TASK DETAILS: Output all of the entries exactly as written.

SUPPLIED RECORDS:
· · · ·

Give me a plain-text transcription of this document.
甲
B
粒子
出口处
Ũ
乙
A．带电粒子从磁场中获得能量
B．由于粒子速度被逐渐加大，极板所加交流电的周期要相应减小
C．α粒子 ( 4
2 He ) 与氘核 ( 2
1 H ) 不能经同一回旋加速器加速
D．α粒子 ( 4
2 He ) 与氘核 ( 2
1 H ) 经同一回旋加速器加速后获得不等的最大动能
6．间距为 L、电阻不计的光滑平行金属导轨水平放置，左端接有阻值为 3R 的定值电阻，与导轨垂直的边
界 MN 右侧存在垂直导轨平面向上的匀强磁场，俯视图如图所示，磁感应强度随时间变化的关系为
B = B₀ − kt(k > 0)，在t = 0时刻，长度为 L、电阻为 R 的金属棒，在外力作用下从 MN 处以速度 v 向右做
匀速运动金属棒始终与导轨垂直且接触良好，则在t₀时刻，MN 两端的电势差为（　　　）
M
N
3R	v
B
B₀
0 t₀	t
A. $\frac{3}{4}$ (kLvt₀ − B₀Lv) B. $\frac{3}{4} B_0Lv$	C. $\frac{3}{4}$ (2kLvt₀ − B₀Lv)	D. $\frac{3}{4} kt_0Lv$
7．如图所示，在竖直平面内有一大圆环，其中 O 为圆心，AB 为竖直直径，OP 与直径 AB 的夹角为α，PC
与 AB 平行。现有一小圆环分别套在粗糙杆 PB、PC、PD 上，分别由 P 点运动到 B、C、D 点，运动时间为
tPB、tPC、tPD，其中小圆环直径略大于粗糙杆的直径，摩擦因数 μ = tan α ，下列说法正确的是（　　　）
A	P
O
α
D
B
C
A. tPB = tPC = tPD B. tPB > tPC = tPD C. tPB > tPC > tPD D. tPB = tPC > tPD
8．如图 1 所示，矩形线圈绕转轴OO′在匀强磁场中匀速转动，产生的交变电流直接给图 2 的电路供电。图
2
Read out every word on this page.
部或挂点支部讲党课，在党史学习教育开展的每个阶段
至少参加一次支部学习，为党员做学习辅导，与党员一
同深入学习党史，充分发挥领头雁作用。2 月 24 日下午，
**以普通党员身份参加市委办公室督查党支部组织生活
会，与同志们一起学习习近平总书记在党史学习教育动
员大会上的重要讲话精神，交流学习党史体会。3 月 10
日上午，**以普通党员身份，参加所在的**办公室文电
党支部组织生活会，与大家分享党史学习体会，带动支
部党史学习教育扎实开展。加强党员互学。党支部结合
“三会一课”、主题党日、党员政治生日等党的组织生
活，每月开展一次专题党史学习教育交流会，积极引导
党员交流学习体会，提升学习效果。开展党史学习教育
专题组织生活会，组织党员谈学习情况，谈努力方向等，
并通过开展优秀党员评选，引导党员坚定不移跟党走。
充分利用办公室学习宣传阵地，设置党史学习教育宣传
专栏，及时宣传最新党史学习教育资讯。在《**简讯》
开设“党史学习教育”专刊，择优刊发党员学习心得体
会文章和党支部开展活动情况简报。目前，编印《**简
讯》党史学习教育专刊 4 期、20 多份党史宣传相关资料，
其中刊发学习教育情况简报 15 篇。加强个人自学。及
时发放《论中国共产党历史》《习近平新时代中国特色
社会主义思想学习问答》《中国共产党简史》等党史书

· · · ·

ANSWER FOR THIS EXERCISE:
Give me a plain-text transcription of this document.
甲
B
粒子
出口处
Ũ
乙
A．带电粒子从磁场中获得能量
B．由于粒子速度被逐渐加大，极板所加交流电的周期要相应减小
C．α粒子 ( 4
2 He ) 与氘核 ( 2
1 H ) 不能经同一回旋加速器加速
D．α粒子 ( 4
2 He ) 与氘核 ( 2
1 H ) 经同一回旋加速器加速后获得不等的最大动能
6．间距为 L、电阻不计的光滑平行金属导轨水平放置，左端接有阻值为 3R 的定值电阻，与导轨垂直的边
界 MN 右侧存在垂直导轨平面向上的匀强磁场，俯视图如图所示，磁感应强度随时间变化的关系为
B = B₀ − kt(k > 0)，在t = 0时刻，长度为 L、电阻为 R 的金属棒，在外力作用下从 MN 处以速度 v 向右做
匀速运动金属棒始终与导轨垂直且接触良好，则在t₀时刻，MN 两端的电势差为（　　　）
M
N
3R	v
B
B₀
0 t₀	t
A. $\frac{3}{4}$ (kLvt₀ − B₀Lv) B. $\frac{3}{4} B_0Lv$	C. $\frac{3}{4}$ (2kLvt₀ − B₀Lv)	D. $\frac{3}{4} kt_0Lv$
7．如图所示，在竖直平面内有一大圆环，其中 O 为圆心，AB 为竖直直径，OP 与直径 AB 的夹角为α，PC
与 AB 平行。现有一小圆环分别套在粗糙杆 PB、PC、PD 上，分别由 P 点运动到 B、C、D 点，运动时间为
tPB、tPC、tPD，其中小圆环直径略大于粗糙杆的直径，摩擦因数 μ = tan α ，下列说法正确的是（　　　）
A	P
O
α
D
B
C
A. tPB = tPC = tPD B. tPB > tPC = tPD C. tPB > tPC > tPD D. tPB = tPC > tPD
8．如图 1 所示，矩形线圈绕转轴OO′在匀强磁场中匀速转动，产生的交变电流直接给图 2 的电路供电。图
2
Read out every word on this page.
部或挂点支部讲党课，在党史学习教育开展的每个阶段
至少参加一次支部学习，为党员做学习辅导，与党员一
同深入学习党史，充分发挥领头雁作用。2 月 24 日下午，
**以普通党员身份参加市委办公室督查党支部组织生活
会，与同志们一起学习习近平总书记在党史学习教育动
员大会上的重要讲话精神，交流学习党史体会。3 月 10
日上午，**以普通党员身份，参加所在的**办公室文电
党支部组织生活会，与大家分享党史学习体会，带动支
部党史学习教育扎实开展。加强党员互学。党支部结合
“三会一课”、主题党日、党员政治生日等党的组织生
活，每月开展一次专题党史学习教育交流会，积极引导
党员交流学习体会，提升学习效果。开展党史学习教育
专题组织生活会，组织党员谈学习情况，谈努力方向等，
并通过开展优秀党员评选，引导党员坚定不移跟党走。
充分利用办公室学习宣传阵地，设置党史学习教育宣传
专栏，及时宣传最新党史学习教育资讯。在《**简讯》
开设“党史学习教育”专刊，择优刊发党员学习心得体
会文章和党支部开展活动情况简报。目前，编印《**简
讯》党史学习教育专刊 4 期、20 多份党史宣传相关资料，
其中刊发学习教育情况简报 15 篇。加强个人自学。及
时发放《论中国共产党历史》《习近平新时代中国特色
社会主义思想学习问答》《中国共产党简史》等党史书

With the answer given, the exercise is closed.